Materials provided —
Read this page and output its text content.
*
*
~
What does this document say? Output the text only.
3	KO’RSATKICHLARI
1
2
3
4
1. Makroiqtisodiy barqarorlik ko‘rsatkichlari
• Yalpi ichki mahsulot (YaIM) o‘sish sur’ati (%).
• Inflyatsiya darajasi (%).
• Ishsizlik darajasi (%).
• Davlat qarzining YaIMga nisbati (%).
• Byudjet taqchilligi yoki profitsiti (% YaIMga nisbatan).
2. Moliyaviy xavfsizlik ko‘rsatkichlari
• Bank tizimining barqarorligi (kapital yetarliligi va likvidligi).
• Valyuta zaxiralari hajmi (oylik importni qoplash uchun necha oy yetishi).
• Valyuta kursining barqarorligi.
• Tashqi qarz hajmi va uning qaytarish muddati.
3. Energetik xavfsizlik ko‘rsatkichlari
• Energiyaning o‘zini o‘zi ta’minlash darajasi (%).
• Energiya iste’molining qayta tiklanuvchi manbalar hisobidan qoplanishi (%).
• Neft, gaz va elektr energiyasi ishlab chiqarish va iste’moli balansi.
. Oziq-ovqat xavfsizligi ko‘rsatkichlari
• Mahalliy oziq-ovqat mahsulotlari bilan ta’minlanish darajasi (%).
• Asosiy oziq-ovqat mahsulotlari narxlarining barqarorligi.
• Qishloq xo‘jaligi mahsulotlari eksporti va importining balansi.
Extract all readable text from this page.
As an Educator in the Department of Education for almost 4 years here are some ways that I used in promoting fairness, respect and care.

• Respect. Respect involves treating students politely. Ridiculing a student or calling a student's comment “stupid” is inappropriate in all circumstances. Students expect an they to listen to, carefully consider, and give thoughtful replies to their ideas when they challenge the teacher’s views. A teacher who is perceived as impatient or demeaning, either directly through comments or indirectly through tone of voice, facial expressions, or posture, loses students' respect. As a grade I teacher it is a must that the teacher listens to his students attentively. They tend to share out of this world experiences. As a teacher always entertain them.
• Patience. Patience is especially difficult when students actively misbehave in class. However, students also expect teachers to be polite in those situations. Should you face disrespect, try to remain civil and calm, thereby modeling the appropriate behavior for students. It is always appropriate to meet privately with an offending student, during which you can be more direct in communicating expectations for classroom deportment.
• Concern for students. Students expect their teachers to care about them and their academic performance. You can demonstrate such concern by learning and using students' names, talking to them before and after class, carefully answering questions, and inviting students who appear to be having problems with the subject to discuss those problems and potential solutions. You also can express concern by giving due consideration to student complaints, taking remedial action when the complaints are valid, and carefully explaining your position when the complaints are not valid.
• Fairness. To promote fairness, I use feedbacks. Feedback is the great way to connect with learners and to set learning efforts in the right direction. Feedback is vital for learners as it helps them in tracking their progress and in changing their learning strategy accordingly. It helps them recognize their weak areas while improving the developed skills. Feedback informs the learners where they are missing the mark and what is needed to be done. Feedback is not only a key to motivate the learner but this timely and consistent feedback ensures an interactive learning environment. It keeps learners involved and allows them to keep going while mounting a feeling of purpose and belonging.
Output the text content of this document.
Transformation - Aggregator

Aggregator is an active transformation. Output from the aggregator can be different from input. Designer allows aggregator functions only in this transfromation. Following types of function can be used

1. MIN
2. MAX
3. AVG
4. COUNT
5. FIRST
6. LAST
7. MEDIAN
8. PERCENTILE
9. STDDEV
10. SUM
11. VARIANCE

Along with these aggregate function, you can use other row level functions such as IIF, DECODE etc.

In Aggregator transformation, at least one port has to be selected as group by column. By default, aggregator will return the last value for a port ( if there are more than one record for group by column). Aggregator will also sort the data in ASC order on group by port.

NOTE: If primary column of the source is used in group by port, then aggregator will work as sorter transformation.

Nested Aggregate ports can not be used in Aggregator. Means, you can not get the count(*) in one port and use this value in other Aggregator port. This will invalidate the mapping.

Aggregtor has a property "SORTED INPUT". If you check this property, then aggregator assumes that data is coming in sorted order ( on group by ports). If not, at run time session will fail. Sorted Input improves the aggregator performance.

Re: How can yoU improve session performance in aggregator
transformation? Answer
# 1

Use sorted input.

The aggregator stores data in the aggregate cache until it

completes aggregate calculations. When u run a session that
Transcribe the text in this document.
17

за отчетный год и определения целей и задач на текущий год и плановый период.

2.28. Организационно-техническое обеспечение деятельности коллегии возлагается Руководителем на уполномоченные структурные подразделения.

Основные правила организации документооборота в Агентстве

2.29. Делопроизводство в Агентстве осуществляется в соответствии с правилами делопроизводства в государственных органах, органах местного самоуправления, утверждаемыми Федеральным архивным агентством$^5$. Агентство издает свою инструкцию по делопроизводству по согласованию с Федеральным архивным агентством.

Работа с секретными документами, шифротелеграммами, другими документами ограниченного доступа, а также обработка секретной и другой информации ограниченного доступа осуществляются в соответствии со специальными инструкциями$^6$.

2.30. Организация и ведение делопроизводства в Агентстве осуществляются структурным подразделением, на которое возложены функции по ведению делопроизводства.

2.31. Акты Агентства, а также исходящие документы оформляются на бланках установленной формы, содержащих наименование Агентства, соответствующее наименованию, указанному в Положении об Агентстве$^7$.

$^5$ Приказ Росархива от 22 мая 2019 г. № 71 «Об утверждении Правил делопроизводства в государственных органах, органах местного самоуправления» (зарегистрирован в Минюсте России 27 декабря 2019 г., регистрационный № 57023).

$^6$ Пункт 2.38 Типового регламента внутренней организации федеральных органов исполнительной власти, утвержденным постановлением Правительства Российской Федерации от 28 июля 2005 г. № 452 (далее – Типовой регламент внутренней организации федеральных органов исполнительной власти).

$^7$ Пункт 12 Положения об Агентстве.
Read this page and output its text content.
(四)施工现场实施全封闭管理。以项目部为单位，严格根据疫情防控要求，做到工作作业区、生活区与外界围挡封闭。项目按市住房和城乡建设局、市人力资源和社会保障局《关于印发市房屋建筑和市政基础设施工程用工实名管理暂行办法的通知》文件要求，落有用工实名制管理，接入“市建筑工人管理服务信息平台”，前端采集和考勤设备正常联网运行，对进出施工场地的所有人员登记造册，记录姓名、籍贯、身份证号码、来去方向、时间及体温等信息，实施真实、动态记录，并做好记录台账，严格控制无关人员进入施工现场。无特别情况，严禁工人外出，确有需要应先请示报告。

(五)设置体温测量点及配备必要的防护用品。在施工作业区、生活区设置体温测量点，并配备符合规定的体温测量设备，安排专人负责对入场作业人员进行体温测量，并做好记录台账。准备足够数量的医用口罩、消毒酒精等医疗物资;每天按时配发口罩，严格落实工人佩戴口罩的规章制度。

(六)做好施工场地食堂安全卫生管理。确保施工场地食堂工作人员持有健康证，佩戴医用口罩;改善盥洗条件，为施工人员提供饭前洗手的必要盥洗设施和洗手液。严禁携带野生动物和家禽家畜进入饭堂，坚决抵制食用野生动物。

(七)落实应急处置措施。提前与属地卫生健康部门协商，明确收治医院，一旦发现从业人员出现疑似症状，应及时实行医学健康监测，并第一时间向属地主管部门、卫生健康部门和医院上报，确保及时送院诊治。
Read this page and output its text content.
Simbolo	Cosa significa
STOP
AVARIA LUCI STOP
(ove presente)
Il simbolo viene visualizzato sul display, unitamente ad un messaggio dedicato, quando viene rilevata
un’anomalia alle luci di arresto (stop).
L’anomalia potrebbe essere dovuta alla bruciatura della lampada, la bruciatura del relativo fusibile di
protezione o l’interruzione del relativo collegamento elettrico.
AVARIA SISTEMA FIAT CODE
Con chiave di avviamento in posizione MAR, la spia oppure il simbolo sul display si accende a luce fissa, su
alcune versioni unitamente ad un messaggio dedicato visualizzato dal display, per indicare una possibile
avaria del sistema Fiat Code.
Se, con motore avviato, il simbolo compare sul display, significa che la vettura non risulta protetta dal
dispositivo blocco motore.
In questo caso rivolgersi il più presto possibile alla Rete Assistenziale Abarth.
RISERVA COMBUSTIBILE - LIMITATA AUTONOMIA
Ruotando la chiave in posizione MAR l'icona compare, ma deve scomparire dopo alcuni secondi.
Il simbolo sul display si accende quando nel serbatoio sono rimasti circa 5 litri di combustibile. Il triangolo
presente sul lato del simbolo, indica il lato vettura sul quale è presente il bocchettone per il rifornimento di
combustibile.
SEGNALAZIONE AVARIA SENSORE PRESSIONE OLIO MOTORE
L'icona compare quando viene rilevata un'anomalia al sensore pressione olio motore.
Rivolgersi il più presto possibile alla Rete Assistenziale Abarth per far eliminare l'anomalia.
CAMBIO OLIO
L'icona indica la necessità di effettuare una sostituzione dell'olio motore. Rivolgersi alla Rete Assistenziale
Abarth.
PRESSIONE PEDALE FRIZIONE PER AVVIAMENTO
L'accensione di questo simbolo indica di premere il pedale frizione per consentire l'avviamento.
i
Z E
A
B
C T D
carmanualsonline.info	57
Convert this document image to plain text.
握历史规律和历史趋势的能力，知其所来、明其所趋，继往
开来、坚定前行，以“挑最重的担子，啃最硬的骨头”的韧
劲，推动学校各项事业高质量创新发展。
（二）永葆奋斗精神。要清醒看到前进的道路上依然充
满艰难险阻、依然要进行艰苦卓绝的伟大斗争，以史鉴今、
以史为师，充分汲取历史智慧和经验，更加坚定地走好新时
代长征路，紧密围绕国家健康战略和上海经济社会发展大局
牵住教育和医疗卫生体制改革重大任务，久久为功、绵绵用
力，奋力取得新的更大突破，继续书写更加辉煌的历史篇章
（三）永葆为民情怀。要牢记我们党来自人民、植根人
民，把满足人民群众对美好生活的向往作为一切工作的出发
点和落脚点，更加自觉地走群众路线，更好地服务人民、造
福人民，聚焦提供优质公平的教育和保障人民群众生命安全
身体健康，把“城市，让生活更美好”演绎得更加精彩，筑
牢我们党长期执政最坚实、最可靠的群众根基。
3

Instructions to follow —
Show, from the listing above, each line that contains the word "unitamente".

Exercise response —
Il simbolo viene visualizzato sul display, unitamente ad un messaggio dedicato, quando viene rilevata
alcune versioni unitamente ad un messaggio dedicato visualizzato dal display, per indicare una possibile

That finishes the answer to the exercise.